DO THIS >> Copy out the records precisely, omitting pictures.

= = = = =

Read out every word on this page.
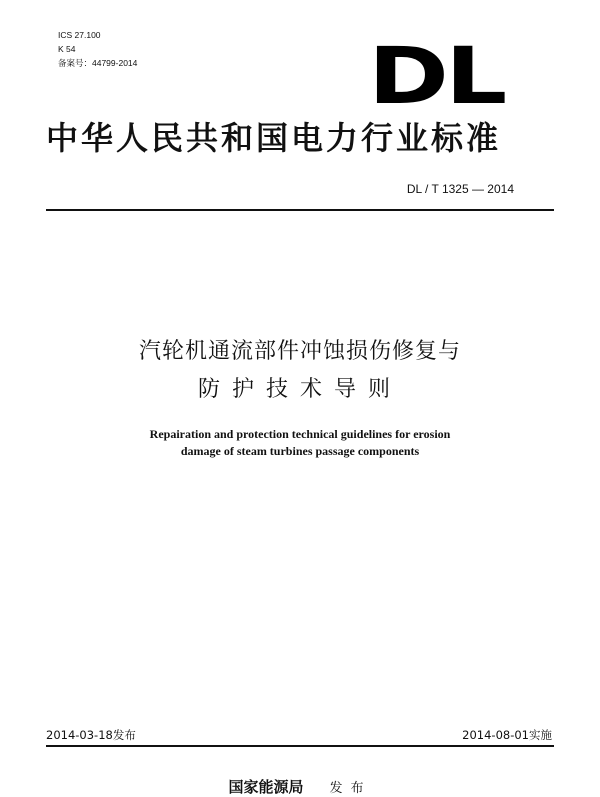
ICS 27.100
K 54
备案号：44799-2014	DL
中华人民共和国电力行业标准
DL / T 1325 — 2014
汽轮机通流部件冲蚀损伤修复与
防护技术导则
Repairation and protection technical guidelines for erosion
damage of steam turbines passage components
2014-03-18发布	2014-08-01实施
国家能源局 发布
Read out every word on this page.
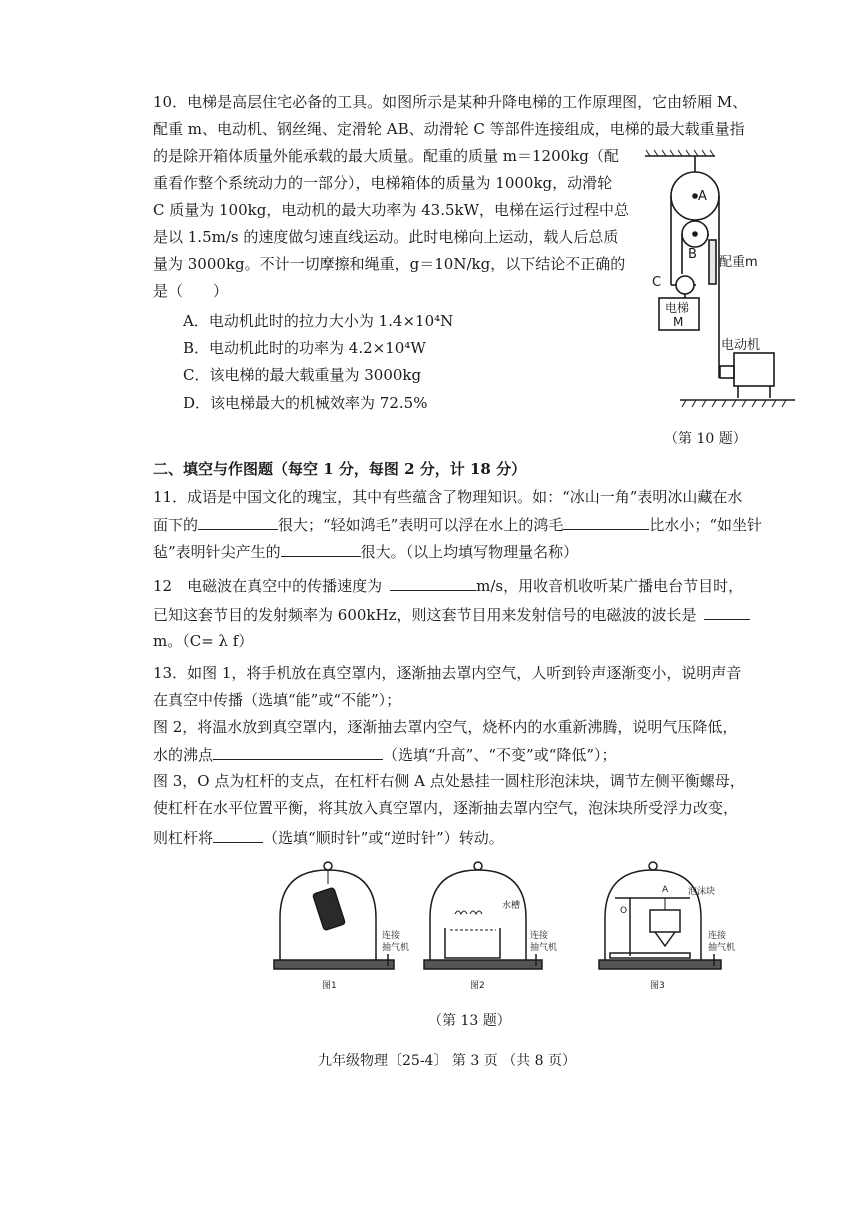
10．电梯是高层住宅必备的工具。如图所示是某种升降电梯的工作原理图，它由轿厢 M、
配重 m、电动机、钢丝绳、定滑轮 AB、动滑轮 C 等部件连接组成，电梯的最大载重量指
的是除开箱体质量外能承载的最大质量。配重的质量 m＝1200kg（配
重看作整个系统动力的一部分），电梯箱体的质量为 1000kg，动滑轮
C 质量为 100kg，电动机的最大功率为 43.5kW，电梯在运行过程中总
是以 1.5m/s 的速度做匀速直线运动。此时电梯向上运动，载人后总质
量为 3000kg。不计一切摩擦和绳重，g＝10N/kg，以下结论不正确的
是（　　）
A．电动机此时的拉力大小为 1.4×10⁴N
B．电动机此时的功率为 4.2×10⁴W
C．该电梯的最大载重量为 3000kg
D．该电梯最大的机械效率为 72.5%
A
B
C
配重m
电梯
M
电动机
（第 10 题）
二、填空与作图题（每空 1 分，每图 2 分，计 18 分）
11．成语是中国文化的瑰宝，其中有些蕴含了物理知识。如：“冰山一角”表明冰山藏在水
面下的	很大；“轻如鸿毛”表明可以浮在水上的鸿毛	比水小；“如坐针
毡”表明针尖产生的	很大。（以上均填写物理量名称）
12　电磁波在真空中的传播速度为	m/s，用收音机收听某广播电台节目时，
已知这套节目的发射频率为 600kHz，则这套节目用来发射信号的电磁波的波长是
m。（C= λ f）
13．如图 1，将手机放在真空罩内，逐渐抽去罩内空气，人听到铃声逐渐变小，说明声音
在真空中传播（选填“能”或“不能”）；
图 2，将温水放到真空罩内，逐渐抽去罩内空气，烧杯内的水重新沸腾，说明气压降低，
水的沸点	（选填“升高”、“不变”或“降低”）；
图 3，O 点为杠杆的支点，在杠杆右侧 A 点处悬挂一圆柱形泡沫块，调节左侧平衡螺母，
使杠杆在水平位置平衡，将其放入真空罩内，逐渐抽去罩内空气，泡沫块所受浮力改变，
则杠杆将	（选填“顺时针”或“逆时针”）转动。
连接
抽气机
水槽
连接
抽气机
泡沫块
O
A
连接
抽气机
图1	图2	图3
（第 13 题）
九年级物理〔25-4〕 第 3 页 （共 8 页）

= = = = =

SOLUTION TO THE PROBLEM >>
Read out every word on this page.
ICS 27.100
K 54
备案号：44799-2014	DL
中华人民共和国电力行业标准
DL / T 1325 — 2014
汽轮机通流部件冲蚀损伤修复与
防护技术导则
Repairation and protection technical guidelines for erosion
damage of steam turbines passage components
2014-03-18发布	2014-08-01实施
国家能源局 发布
Read out every word on this page.
10．电梯是高层住宅必备的工具。如图所示是某种升降电梯的工作原理图，它由轿厢 M、
配重 m、电动机、钢丝绳、定滑轮 AB、动滑轮 C 等部件连接组成，电梯的最大载重量指
的是除开箱体质量外能承载的最大质量。配重的质量 m＝1200kg（配
重看作整个系统动力的一部分），电梯箱体的质量为 1000kg，动滑轮
C 质量为 100kg，电动机的最大功率为 43.5kW，电梯在运行过程中总
是以 1.5m/s 的速度做匀速直线运动。此时电梯向上运动，载人后总质
量为 3000kg。不计一切摩擦和绳重，g＝10N/kg，以下结论不正确的
是（　　）
A．电动机此时的拉力大小为 1.4×10⁴N
B．电动机此时的功率为 4.2×10⁴W
C．该电梯的最大载重量为 3000kg
D．该电梯最大的机械效率为 72.5%
A
B
C
配重m
电梯
M
电动机
（第 10 题）
二、填空与作图题（每空 1 分，每图 2 分，计 18 分）
11．成语是中国文化的瑰宝，其中有些蕴含了物理知识。如：“冰山一角”表明冰山藏在水
面下的	很大；“轻如鸿毛”表明可以浮在水上的鸿毛	比水小；“如坐针
毡”表明针尖产生的	很大。（以上均填写物理量名称）
12　电磁波在真空中的传播速度为	m/s，用收音机收听某广播电台节目时，
已知这套节目的发射频率为 600kHz，则这套节目用来发射信号的电磁波的波长是
m。（C= λ f）
13．如图 1，将手机放在真空罩内，逐渐抽去罩内空气，人听到铃声逐渐变小，说明声音
在真空中传播（选填“能”或“不能”）；
图 2，将温水放到真空罩内，逐渐抽去罩内空气，烧杯内的水重新沸腾，说明气压降低，
水的沸点	（选填“升高”、“不变”或“降低”）；
图 3，O 点为杠杆的支点，在杠杆右侧 A 点处悬挂一圆柱形泡沫块，调节左侧平衡螺母，
使杠杆在水平位置平衡，将其放入真空罩内，逐渐抽去罩内空气，泡沫块所受浮力改变，
则杠杆将	（选填“顺时针”或“逆时针”）转动。
连接
抽气机
水槽
连接
抽气机
泡沫块
O
A
连接
抽气机
图1	图2	图3
（第 13 题）
九年级物理〔25-4〕 第 3 页 （共 8 页）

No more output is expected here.